**GIVEN ENTRIES**
□ □ □

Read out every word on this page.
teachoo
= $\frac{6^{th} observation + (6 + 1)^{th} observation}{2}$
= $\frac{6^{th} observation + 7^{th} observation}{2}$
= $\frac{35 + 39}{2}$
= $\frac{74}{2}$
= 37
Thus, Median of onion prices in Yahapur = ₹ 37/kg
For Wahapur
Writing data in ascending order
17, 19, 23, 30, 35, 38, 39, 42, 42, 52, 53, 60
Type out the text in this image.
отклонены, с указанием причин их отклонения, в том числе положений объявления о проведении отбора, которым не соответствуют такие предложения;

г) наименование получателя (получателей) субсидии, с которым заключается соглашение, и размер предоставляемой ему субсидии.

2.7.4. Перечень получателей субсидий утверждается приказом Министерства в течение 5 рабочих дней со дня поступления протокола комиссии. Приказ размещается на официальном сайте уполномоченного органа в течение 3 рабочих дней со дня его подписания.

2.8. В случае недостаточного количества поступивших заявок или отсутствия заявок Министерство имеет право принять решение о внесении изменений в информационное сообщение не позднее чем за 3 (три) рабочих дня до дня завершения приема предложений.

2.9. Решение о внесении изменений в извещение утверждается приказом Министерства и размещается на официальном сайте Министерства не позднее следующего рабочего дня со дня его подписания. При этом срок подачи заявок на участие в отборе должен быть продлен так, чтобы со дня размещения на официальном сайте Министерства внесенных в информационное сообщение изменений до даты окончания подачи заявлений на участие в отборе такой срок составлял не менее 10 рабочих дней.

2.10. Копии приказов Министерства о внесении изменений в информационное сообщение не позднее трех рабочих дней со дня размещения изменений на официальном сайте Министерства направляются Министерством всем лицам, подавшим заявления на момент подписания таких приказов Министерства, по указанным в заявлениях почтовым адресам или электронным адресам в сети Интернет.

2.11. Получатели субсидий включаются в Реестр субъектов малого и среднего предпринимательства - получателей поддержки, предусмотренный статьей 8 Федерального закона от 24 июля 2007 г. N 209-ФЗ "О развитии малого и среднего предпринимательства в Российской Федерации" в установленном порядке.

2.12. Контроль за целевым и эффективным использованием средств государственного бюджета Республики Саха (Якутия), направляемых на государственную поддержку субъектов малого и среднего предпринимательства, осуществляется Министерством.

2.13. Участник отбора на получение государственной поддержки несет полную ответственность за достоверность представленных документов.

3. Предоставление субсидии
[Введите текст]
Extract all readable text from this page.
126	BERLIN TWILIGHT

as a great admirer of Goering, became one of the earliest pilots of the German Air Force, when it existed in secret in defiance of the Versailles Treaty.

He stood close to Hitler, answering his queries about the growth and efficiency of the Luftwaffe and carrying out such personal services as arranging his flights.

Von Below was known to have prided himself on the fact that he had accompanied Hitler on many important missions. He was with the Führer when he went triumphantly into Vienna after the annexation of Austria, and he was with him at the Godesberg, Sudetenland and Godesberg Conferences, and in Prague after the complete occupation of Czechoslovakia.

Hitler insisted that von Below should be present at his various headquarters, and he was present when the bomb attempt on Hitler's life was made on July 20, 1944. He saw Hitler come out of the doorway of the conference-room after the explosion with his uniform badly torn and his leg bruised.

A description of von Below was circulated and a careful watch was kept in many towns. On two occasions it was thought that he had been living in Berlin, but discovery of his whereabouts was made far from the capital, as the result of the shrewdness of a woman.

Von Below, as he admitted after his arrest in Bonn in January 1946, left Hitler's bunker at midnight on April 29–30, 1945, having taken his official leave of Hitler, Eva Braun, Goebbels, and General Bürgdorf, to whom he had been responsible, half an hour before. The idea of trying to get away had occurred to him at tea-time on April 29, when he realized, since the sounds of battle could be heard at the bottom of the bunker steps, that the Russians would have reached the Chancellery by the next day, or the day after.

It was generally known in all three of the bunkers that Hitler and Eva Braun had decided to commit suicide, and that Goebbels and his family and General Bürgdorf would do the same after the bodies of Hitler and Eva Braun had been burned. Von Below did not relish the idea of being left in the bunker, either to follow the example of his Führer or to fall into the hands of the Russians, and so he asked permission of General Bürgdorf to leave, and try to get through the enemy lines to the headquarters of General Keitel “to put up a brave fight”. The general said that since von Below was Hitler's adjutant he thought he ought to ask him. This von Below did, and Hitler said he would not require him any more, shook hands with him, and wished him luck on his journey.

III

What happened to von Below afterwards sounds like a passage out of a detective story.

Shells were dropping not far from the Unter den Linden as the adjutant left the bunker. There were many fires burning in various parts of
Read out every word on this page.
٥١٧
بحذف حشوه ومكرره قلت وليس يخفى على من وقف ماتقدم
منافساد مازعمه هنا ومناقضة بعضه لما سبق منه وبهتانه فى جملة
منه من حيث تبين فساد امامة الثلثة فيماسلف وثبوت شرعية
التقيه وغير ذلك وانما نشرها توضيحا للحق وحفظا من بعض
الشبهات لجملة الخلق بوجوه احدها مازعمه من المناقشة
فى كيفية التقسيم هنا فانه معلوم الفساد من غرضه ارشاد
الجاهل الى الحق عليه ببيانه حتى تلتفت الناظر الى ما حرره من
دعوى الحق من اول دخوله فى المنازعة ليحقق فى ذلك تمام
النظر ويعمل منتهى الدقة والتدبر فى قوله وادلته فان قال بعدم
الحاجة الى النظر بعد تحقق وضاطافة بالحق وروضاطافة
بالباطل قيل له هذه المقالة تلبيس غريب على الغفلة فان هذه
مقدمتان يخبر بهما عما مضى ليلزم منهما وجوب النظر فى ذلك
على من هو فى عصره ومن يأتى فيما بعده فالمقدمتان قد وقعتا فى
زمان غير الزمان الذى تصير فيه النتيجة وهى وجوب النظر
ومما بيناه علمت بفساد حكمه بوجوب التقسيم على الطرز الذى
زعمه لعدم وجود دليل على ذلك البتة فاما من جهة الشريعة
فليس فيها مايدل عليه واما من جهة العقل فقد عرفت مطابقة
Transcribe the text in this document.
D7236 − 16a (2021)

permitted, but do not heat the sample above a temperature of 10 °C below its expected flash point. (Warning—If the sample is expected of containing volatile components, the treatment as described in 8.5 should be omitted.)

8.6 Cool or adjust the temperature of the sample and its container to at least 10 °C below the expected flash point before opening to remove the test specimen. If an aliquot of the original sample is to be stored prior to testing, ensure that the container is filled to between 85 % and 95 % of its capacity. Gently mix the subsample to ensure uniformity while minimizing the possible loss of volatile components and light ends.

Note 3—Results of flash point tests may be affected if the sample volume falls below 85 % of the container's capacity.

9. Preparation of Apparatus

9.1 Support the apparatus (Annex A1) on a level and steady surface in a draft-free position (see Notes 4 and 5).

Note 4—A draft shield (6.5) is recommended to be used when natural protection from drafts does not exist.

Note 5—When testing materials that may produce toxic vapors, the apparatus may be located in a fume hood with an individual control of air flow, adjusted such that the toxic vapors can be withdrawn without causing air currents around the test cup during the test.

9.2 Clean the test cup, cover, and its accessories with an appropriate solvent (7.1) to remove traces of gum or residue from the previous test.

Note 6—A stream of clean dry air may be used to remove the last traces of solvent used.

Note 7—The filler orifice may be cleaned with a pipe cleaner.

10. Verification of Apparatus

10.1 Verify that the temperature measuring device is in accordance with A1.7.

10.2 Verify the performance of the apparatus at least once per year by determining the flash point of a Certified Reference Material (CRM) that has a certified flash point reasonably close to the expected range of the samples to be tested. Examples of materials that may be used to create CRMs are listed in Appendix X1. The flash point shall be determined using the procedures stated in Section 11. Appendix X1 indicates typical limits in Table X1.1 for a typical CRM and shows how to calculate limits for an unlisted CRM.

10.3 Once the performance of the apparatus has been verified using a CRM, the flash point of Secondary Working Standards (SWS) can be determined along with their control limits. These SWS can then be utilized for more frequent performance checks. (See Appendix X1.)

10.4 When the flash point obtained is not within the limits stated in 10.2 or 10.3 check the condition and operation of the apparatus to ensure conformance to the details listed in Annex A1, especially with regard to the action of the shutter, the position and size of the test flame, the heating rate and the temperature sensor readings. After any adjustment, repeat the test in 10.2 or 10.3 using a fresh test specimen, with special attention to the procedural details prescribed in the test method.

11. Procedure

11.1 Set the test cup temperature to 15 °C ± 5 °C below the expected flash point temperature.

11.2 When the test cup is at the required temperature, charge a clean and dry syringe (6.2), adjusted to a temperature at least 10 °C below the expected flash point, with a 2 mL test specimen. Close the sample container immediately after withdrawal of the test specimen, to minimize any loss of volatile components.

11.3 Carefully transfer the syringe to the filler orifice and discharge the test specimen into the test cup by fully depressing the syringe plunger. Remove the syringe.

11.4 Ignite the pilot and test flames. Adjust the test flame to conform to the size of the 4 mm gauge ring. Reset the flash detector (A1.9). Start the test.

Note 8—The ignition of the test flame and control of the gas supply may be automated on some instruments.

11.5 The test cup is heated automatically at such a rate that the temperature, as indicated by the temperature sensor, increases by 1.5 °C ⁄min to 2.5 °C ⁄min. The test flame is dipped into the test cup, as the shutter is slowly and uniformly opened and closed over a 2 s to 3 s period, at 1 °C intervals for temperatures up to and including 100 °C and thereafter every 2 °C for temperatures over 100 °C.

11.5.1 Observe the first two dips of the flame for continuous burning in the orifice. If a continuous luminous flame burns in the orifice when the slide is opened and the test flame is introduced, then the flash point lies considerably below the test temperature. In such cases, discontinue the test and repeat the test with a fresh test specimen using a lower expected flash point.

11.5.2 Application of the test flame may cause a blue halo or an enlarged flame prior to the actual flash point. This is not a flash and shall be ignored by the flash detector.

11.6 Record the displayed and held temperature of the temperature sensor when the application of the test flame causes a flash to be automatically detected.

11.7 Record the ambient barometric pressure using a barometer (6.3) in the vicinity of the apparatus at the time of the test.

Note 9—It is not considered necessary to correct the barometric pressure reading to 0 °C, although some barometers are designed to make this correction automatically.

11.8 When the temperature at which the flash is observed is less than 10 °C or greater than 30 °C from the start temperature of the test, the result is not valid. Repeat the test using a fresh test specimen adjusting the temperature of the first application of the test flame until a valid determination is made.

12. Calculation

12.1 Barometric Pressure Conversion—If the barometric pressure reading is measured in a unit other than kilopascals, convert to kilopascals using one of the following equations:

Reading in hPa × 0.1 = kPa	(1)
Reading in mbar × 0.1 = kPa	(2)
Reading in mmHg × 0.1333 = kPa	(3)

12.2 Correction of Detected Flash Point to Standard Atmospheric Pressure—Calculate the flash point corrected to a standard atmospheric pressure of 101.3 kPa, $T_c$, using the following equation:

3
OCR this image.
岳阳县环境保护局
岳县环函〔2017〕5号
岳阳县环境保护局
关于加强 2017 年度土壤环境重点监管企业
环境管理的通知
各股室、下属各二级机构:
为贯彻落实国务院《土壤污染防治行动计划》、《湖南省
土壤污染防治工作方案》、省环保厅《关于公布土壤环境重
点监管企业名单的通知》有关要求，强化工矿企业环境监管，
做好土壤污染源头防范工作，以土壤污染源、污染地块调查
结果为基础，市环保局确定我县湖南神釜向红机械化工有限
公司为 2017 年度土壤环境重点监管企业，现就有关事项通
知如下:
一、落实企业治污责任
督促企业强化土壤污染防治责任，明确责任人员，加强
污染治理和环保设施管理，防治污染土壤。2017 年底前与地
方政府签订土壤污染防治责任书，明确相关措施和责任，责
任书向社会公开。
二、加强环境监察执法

□ □ □

**THE PROBLEM**
Leave out every line before the one containing "OCR this image."; set down that line and all remaining lines of the material exactly.

**OUTPUT FOR THIS EXERCISE**
OCR this image.
岳阳县环境保护局
岳县环函〔2017〕5号
岳阳县环境保护局
关于加强 2017 年度土壤环境重点监管企业
环境管理的通知
各股室、下属各二级机构:
为贯彻落实国务院《土壤污染防治行动计划》、《湖南省
土壤污染防治工作方案》、省环保厅《关于公布土壤环境重
点监管企业名单的通知》有关要求，强化工矿企业环境监管，
做好土壤污染源头防范工作，以土壤污染源、污染地块调查
结果为基础，市环保局确定我县湖南神釜向红机械化工有限
公司为 2017 年度土壤环境重点监管企业，现就有关事项通
知如下:
一、落实企业治污责任
督促企业强化土壤污染防治责任，明确责任人员，加强
污染治理和环保设施管理，防治污染土壤。2017 年底前与地
方政府签订土壤污染防治责任书，明确相关措施和责任，责
任书向社会公开。
二、加强环境监察执法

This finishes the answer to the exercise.